=== TASK DETAILS ===
Extract all lines in the data that contain the word "Status".

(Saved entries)
==*==
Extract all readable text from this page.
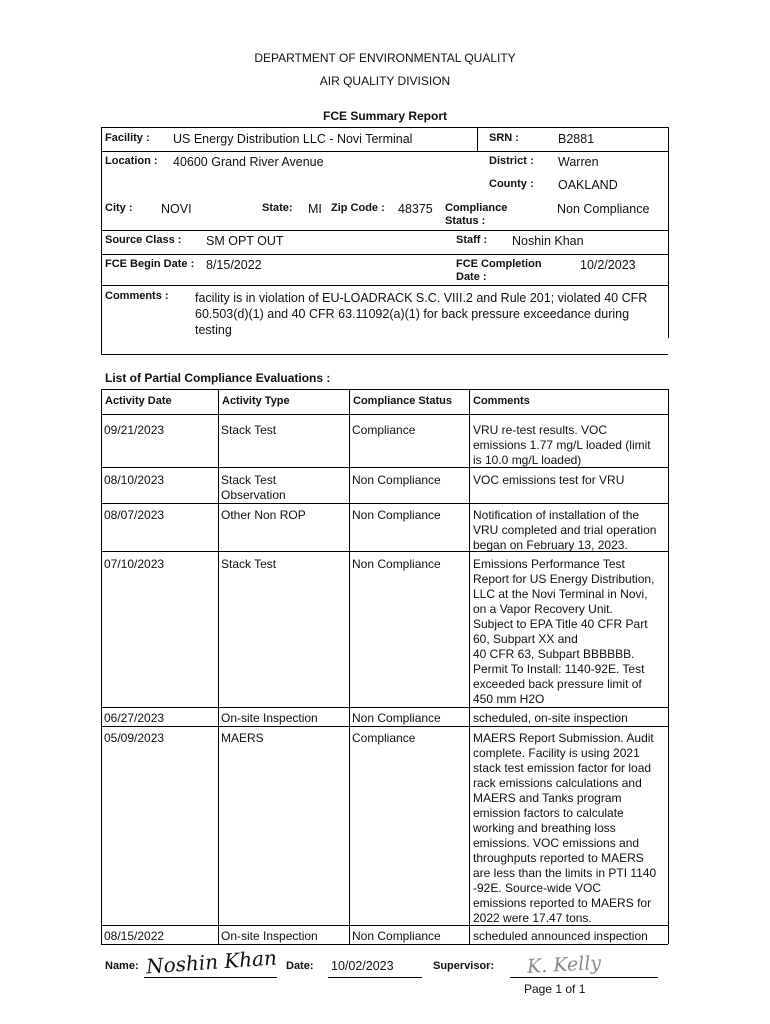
DEPARTMENT OF ENVIRONMENTAL QUALITY
AIR QUALITY DIVISION
FCE Summary Report
Facility : US Energy Distribution LLC - Novi Terminal	SRN :	B2881
Location : 40600 Grand River Avenue	District : Warren
County : OAKLAND
City : NOVI	State: MI Zip Code : 48375 Compliance
Status :
Non Compliance
Source Class : SM OPT OUT	Staff : Noshin Khan
FCE Begin Date : 8/15/2022	FCE Completion
Date :
10/2/2023
Comments : facility is in violation of EU-LOADRACK S.C. VIII.2 and Rule 201; violated 40 CFR
60.503(d)(1) and 40 CFR 63.11092(a)(1) for back pressure exceedance during
testing
List of Partial Compliance Evaluations :
Activity Date	Activity Type	Compliance Status Comments
09/21/2023	Stack Test	Compliance	VRU re-test results. VOC
emissions 1.77 mg/L loaded (limit
is 10.0 mg/L loaded)
08/10/2023	Stack Test
Observation
Non Compliance	VOC emissions test for VRU
08/07/2023	Other Non ROP	Non Compliance	Notification of installation of the
VRU completed and trial operation
began on February 13, 2023.
07/10/2023	Stack Test	Non Compliance	Emissions Performance Test
Report for US Energy Distribution,
LLC at the Novi Terminal in Novi,
on a Vapor Recovery Unit.
Subject to EPA Title 40 CFR Part
60, Subpart XX and
40 CFR 63, Subpart BBBBBB.
Permit To Install: 1140-92E. Test
exceeded back pressure limit of
450 mm H2O
06/27/2023	On-site Inspection	Non Compliance	scheduled, on-site inspection
05/09/2023	MAERS	Compliance	MAERS Report Submission. Audit
complete. Facility is using 2021
stack test emission factor for load
rack emissions calculations and
MAERS and Tanks program
emission factors to calculate
working and breathing loss
emissions. VOC emissions and
throughputs reported to MAERS
are less than the limits in PTI 1140
-92E. Source-wide VOC
emissions reported to MAERS for
2022 were 17.47 tons.
08/15/2022	On-site Inspection	Non Compliance	scheduled announced inspection
Name: Noshin Khan Date: 10/02/2023	Supervisor: K. Kelly
Page 1 of 1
==*==
=== TASK OUTPUT ===
Status :
Activity Date	Activity Type	Compliance Status Comments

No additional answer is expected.